Given exercise: Omit all images. Transcribe the rest of the material below exactly.

Material provided:
- - - - -

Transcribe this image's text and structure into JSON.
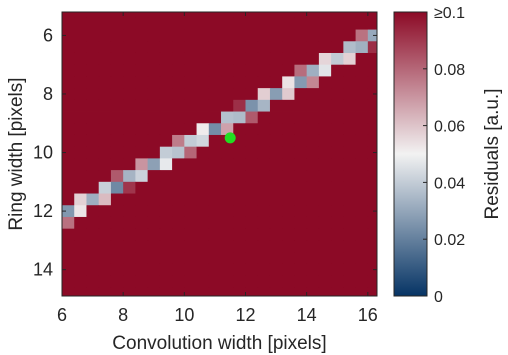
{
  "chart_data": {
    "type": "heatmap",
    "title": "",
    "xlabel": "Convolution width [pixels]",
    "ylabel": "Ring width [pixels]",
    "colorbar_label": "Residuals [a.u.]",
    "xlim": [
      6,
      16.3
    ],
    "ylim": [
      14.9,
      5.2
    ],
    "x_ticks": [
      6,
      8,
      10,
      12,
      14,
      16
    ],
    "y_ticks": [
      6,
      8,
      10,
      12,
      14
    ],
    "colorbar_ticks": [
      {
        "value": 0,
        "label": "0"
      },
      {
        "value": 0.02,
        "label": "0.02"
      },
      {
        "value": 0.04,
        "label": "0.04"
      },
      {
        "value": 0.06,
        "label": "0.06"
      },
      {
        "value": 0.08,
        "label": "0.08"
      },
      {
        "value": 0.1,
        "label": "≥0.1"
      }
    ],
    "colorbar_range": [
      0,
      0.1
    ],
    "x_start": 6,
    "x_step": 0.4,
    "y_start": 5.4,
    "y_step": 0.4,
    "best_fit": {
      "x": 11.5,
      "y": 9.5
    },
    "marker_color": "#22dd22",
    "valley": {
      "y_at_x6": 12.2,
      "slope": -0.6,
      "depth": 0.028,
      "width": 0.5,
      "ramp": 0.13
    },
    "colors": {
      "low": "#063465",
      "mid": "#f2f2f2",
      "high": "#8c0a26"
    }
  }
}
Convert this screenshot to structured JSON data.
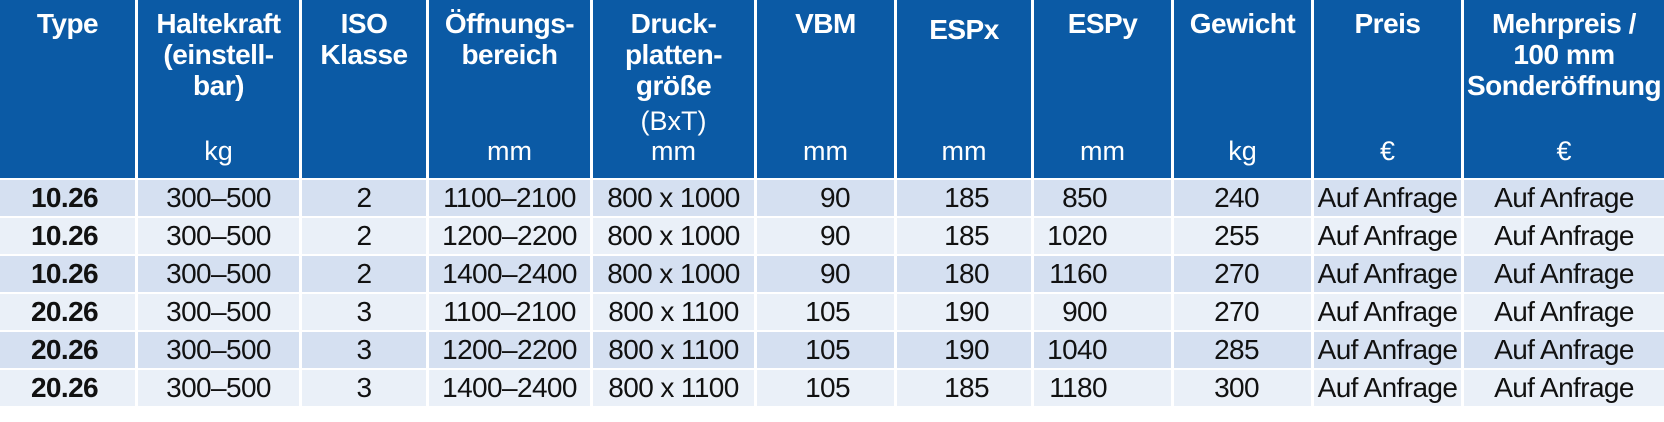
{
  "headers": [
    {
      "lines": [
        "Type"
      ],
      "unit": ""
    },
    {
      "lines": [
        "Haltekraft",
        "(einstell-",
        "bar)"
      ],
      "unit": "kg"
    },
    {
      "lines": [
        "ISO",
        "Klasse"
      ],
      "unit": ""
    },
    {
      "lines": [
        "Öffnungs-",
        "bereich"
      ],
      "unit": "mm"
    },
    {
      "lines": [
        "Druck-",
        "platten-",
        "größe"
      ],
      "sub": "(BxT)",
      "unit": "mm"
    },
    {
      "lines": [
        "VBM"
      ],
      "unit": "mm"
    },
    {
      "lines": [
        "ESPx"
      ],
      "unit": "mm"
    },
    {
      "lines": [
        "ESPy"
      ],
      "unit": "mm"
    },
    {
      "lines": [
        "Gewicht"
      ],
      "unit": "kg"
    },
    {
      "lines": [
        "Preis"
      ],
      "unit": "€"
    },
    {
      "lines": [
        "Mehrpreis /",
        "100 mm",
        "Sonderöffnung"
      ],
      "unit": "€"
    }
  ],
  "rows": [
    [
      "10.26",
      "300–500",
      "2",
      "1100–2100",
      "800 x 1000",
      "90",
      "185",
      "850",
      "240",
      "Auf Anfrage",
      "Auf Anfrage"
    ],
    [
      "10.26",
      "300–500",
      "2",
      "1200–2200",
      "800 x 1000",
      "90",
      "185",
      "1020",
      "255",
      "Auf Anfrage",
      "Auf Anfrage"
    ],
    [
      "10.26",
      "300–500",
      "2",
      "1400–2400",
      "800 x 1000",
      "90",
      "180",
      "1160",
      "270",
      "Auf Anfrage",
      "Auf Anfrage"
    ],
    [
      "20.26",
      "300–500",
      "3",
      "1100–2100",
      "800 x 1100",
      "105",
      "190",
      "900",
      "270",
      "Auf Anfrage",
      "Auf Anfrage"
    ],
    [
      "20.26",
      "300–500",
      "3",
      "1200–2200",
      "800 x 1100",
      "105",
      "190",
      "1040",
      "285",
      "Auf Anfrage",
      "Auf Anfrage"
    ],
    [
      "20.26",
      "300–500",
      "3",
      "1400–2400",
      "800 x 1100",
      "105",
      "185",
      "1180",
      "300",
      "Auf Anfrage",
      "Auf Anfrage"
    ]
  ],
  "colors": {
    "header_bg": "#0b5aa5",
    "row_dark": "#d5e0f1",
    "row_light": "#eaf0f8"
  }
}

- - - - -

Complete answer:
Transcribe this image's text and structure into JSON.
{
  "chart_data": {
    "type": "heatmap",
    "title": "",
    "xlabel": "Convolution width [pixels]",
    "ylabel": "Ring width [pixels]",
    "colorbar_label": "Residuals [a.u.]",
    "xlim": [
      6,
      16.3
    ],
    "ylim": [
      14.9,
      5.2
    ],
    "x_ticks": [
      6,
      8,
      10,
      12,
      14,
      16
    ],
    "y_ticks": [
      6,
      8,
      10,
      12,
      14
    ],
    "colorbar_ticks": [
      {
        "value": 0,
        "label": "0"
      },
      {
        "value": 0.02,
        "label": "0.02"
      },
      {
        "value": 0.04,
        "label": "0.04"
      },
      {
        "value": 0.06,
        "label": "0.06"
      },
      {
        "value": 0.08,
        "label": "0.08"
      },
      {
        "value": 0.1,
        "label": "≥0.1"
      }
    ],
    "colorbar_range": [
      0,
      0.1
    ],
    "x_start": 6,
    "x_step": 0.4,
    "y_start": 5.4,
    "y_step": 0.4,
    "best_fit": {
      "x": 11.5,
      "y": 9.5
    },
    "marker_color": "#22dd22",
    "valley": {
      "y_at_x6": 12.2,
      "slope": -0.6,
      "depth": 0.028,
      "width": 0.5,
      "ramp": 0.13
    },
    "colors": {
      "low": "#063465",
      "mid": "#f2f2f2",
      "high": "#8c0a26"
    }
  }
}
Convert this screenshot to structured JSON data.
{
  "headers": [
    {
      "lines": [
        "Type"
      ],
      "unit": ""
    },
    {
      "lines": [
        "Haltekraft",
        "(einstell-",
        "bar)"
      ],
      "unit": "kg"
    },
    {
      "lines": [
        "ISO",
        "Klasse"
      ],
      "unit": ""
    },
    {
      "lines": [
        "Öffnungs-",
        "bereich"
      ],
      "unit": "mm"
    },
    {
      "lines": [
        "Druck-",
        "platten-",
        "größe"
      ],
      "sub": "(BxT)",
      "unit": "mm"
    },
    {
      "lines": [
        "VBM"
      ],
      "unit": "mm"
    },
    {
      "lines": [
        "ESPx"
      ],
      "unit": "mm"
    },
    {
      "lines": [
        "ESPy"
      ],
      "unit": "mm"
    },
    {
      "lines": [
        "Gewicht"
      ],
      "unit": "kg"
    },
    {
      "lines": [
        "Preis"
      ],
      "unit": "€"
    },
    {
      "lines": [
        "Mehrpreis /",
        "100 mm",
        "Sonderöffnung"
      ],
      "unit": "€"
    }
  ],
  "rows": [
    [
      "10.26",
      "300–500",
      "2",
      "1100–2100",
      "800 x 1000",
      "90",
      "185",
      "850",
      "240",
      "Auf Anfrage",
      "Auf Anfrage"
    ],
    [
      "10.26",
      "300–500",
      "2",
      "1200–2200",
      "800 x 1000",
      "90",
      "185",
      "1020",
      "255",
      "Auf Anfrage",
      "Auf Anfrage"
    ],
    [
      "10.26",
      "300–500",
      "2",
      "1400–2400",
      "800 x 1000",
      "90",
      "180",
      "1160",
      "270",
      "Auf Anfrage",
      "Auf Anfrage"
    ],
    [
      "20.26",
      "300–500",
      "3",
      "1100–2100",
      "800 x 1100",
      "105",
      "190",
      "900",
      "270",
      "Auf Anfrage",
      "Auf Anfrage"
    ],
    [
      "20.26",
      "300–500",
      "3",
      "1200–2200",
      "800 x 1100",
      "105",
      "190",
      "1040",
      "285",
      "Auf Anfrage",
      "Auf Anfrage"
    ],
    [
      "20.26",
      "300–500",
      "3",
      "1400–2400",
      "800 x 1100",
      "105",
      "185",
      "1180",
      "300",
      "Auf Anfrage",
      "Auf Anfrage"
    ]
  ],
  "colors": {
    "header_bg": "#0b5aa5",
    "row_dark": "#d5e0f1",
    "row_light": "#eaf0f8"
  }
}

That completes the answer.